[Start of Entries]
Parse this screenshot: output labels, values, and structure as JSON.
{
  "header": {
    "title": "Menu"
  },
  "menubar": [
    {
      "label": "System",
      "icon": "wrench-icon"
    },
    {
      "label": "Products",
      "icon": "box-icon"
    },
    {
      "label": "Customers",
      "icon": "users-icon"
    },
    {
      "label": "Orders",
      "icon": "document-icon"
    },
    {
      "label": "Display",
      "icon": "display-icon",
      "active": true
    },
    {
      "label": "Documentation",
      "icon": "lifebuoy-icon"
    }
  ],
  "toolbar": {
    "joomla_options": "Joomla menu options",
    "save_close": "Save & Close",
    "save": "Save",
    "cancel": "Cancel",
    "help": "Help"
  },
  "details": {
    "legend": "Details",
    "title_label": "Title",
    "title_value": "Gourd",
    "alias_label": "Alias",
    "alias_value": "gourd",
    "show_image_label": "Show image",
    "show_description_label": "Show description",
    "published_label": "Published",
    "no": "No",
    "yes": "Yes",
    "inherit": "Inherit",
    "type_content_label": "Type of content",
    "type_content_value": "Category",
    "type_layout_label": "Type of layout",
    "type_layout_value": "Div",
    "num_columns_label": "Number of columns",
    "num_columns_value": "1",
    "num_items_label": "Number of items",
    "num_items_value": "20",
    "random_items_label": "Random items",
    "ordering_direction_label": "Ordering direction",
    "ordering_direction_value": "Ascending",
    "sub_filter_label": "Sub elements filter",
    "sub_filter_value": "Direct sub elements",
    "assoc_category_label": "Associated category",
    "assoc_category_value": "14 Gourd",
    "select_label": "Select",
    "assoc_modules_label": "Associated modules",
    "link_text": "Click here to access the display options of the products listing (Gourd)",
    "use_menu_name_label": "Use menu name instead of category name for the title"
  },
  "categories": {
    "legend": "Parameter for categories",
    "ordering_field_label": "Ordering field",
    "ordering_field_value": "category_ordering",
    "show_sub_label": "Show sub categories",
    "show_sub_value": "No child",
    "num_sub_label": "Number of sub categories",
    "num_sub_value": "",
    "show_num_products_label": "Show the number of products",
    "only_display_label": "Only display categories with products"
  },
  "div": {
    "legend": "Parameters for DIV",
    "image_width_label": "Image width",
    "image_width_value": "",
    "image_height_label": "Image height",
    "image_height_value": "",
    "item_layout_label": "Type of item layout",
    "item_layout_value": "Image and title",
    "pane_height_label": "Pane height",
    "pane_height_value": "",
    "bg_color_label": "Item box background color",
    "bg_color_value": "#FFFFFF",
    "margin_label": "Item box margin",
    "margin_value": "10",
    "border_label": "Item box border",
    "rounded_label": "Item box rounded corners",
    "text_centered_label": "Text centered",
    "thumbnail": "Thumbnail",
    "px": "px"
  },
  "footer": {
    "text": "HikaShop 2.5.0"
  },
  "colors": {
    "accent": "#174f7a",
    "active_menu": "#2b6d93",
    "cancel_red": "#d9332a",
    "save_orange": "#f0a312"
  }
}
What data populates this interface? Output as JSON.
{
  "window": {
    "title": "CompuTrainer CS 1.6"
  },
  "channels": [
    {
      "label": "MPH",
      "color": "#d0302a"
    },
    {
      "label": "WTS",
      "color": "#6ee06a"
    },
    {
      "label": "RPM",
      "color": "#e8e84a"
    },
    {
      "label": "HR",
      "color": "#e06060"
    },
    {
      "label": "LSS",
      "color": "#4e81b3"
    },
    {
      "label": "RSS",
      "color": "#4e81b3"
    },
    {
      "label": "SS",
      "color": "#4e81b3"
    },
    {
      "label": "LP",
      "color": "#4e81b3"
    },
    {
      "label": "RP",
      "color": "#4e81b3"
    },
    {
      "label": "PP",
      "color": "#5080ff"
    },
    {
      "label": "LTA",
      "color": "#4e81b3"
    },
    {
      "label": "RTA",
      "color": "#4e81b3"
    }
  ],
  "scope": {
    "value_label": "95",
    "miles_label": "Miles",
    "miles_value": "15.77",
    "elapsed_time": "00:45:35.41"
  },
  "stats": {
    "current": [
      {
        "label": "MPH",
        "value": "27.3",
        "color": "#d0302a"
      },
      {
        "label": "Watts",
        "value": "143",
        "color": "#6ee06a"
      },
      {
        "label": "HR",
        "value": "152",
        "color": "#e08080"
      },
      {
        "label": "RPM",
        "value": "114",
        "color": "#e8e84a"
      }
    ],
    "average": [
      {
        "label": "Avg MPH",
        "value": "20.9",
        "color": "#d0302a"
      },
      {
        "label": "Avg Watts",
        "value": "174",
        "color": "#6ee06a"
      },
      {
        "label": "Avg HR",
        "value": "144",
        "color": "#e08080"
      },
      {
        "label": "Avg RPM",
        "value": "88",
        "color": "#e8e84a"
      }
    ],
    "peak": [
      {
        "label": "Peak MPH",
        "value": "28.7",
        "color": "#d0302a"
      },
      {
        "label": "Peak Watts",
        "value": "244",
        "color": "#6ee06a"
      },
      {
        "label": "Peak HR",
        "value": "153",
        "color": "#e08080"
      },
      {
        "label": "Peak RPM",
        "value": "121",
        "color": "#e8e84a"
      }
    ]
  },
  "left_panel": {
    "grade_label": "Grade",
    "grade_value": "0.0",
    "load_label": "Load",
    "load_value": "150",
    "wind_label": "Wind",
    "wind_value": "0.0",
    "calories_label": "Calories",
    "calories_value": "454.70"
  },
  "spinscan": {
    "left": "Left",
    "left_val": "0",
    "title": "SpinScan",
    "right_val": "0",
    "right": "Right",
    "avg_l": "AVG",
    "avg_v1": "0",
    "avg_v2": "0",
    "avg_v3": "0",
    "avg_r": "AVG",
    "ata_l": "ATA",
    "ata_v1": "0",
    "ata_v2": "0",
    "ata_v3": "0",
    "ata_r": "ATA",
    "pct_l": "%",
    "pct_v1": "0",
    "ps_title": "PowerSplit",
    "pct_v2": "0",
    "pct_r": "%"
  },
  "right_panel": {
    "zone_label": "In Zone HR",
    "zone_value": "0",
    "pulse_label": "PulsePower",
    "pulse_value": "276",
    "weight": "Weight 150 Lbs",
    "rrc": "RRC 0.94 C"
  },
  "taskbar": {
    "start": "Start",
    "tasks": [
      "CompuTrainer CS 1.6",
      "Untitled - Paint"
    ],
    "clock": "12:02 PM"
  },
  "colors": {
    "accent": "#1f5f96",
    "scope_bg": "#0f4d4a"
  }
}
[End of Entries]
Required task: Reproduce the full listing above, character for character.

Worked solution:
Parse this screenshot: output labels, values, and structure as JSON.
{
  "header": {
    "title": "Menu"
  },
  "menubar": [
    {
      "label": "System",
      "icon": "wrench-icon"
    },
    {
      "label": "Products",
      "icon": "box-icon"
    },
    {
      "label": "Customers",
      "icon": "users-icon"
    },
    {
      "label": "Orders",
      "icon": "document-icon"
    },
    {
      "label": "Display",
      "icon": "display-icon",
      "active": true
    },
    {
      "label": "Documentation",
      "icon": "lifebuoy-icon"
    }
  ],
  "toolbar": {
    "joomla_options": "Joomla menu options",
    "save_close": "Save & Close",
    "save": "Save",
    "cancel": "Cancel",
    "help": "Help"
  },
  "details": {
    "legend": "Details",
    "title_label": "Title",
    "title_value": "Gourd",
    "alias_label": "Alias",
    "alias_value": "gourd",
    "show_image_label": "Show image",
    "show_description_label": "Show description",
    "published_label": "Published",
    "no": "No",
    "yes": "Yes",
    "inherit": "Inherit",
    "type_content_label": "Type of content",
    "type_content_value": "Category",
    "type_layout_label": "Type of layout",
    "type_layout_value": "Div",
    "num_columns_label": "Number of columns",
    "num_columns_value": "1",
    "num_items_label": "Number of items",
    "num_items_value": "20",
    "random_items_label": "Random items",
    "ordering_direction_label": "Ordering direction",
    "ordering_direction_value": "Ascending",
    "sub_filter_label": "Sub elements filter",
    "sub_filter_value": "Direct sub elements",
    "assoc_category_label": "Associated category",
    "assoc_category_value": "14 Gourd",
    "select_label": "Select",
    "assoc_modules_label": "Associated modules",
    "link_text": "Click here to access the display options of the products listing (Gourd)",
    "use_menu_name_label": "Use menu name instead of category name for the title"
  },
  "categories": {
    "legend": "Parameter for categories",
    "ordering_field_label": "Ordering field",
    "ordering_field_value": "category_ordering",
    "show_sub_label": "Show sub categories",
    "show_sub_value": "No child",
    "num_sub_label": "Number of sub categories",
    "num_sub_value": "",
    "show_num_products_label": "Show the number of products",
    "only_display_label": "Only display categories with products"
  },
  "div": {
    "legend": "Parameters for DIV",
    "image_width_label": "Image width",
    "image_width_value": "",
    "image_height_label": "Image height",
    "image_height_value": "",
    "item_layout_label": "Type of item layout",
    "item_layout_value": "Image and title",
    "pane_height_label": "Pane height",
    "pane_height_value": "",
    "bg_color_label": "Item box background color",
    "bg_color_value": "#FFFFFF",
    "margin_label": "Item box margin",
    "margin_value": "10",
    "border_label": "Item box border",
    "rounded_label": "Item box rounded corners",
    "text_centered_label": "Text centered",
    "thumbnail": "Thumbnail",
    "px": "px"
  },
  "footer": {
    "text": "HikaShop 2.5.0"
  },
  "colors": {
    "accent": "#174f7a",
    "active_menu": "#2b6d93",
    "cancel_red": "#d9332a",
    "save_orange": "#f0a312"
  }
}
What data populates this interface? Output as JSON.
{
  "window": {
    "title": "CompuTrainer CS 1.6"
  },
  "channels": [
    {
      "label": "MPH",
      "color": "#d0302a"
    },
    {
      "label": "WTS",
      "color": "#6ee06a"
    },
    {
      "label": "RPM",
      "color": "#e8e84a"
    },
    {
      "label": "HR",
      "color": "#e06060"
    },
    {
      "label": "LSS",
      "color": "#4e81b3"
    },
    {
      "label": "RSS",
      "color": "#4e81b3"
    },
    {
      "label": "SS",
      "color": "#4e81b3"
    },
    {
      "label": "LP",
      "color": "#4e81b3"
    },
    {
      "label": "RP",
      "color": "#4e81b3"
    },
    {
      "label": "PP",
      "color": "#5080ff"
    },
    {
      "label": "LTA",
      "color": "#4e81b3"
    },
    {
      "label": "RTA",
      "color": "#4e81b3"
    }
  ],
  "scope": {
    "value_label": "95",
    "miles_label": "Miles",
    "miles_value": "15.77",
    "elapsed_time": "00:45:35.41"
  },
  "stats": {
    "current": [
      {
        "label": "MPH",
        "value": "27.3",
        "color": "#d0302a"
      },
      {
        "label": "Watts",
        "value": "143",
        "color": "#6ee06a"
      },
      {
        "label": "HR",
        "value": "152",
        "color": "#e08080"
      },
      {
        "label": "RPM",
        "value": "114",
        "color": "#e8e84a"
      }
    ],
    "average": [
      {
        "label": "Avg MPH",
        "value": "20.9",
        "color": "#d0302a"
      },
      {
        "label": "Avg Watts",
        "value": "174",
        "color": "#6ee06a"
      },
      {
        "label": "Avg HR",
        "value": "144",
        "color": "#e08080"
      },
      {
        "label": "Avg RPM",
        "value": "88",
        "color": "#e8e84a"
      }
    ],
    "peak": [
      {
        "label": "Peak MPH",
        "value": "28.7",
        "color": "#d0302a"
      },
      {
        "label": "Peak Watts",
        "value": "244",
        "color": "#6ee06a"
      },
      {
        "label": "Peak HR",
        "value": "153",
        "color": "#e08080"
      },
      {
        "label": "Peak RPM",
        "value": "121",
        "color": "#e8e84a"
      }
    ]
  },
  "left_panel": {
    "grade_label": "Grade",
    "grade_value": "0.0",
    "load_label": "Load",
    "load_value": "150",
    "wind_label": "Wind",
    "wind_value": "0.0",
    "calories_label": "Calories",
    "calories_value": "454.70"
  },
  "spinscan": {
    "left": "Left",
    "left_val": "0",
    "title": "SpinScan",
    "right_val": "0",
    "right": "Right",
    "avg_l": "AVG",
    "avg_v1": "0",
    "avg_v2": "0",
    "avg_v3": "0",
    "avg_r": "AVG",
    "ata_l": "ATA",
    "ata_v1": "0",
    "ata_v2": "0",
    "ata_v3": "0",
    "ata_r": "ATA",
    "pct_l": "%",
    "pct_v1": "0",
    "ps_title": "PowerSplit",
    "pct_v2": "0",
    "pct_r": "%"
  },
  "right_panel": {
    "zone_label": "In Zone HR",
    "zone_value": "0",
    "pulse_label": "PulsePower",
    "pulse_value": "276",
    "weight": "Weight 150 Lbs",
    "rrc": "RRC 0.94 C"
  },
  "taskbar": {
    "start": "Start",
    "tasks": [
      "CompuTrainer CS 1.6",
      "Untitled - Paint"
    ],
    "clock": "12:02 PM"
  },
  "colors": {
    "accent": "#1f5f96",
    "scope_bg": "#0f4d4a"
  }
}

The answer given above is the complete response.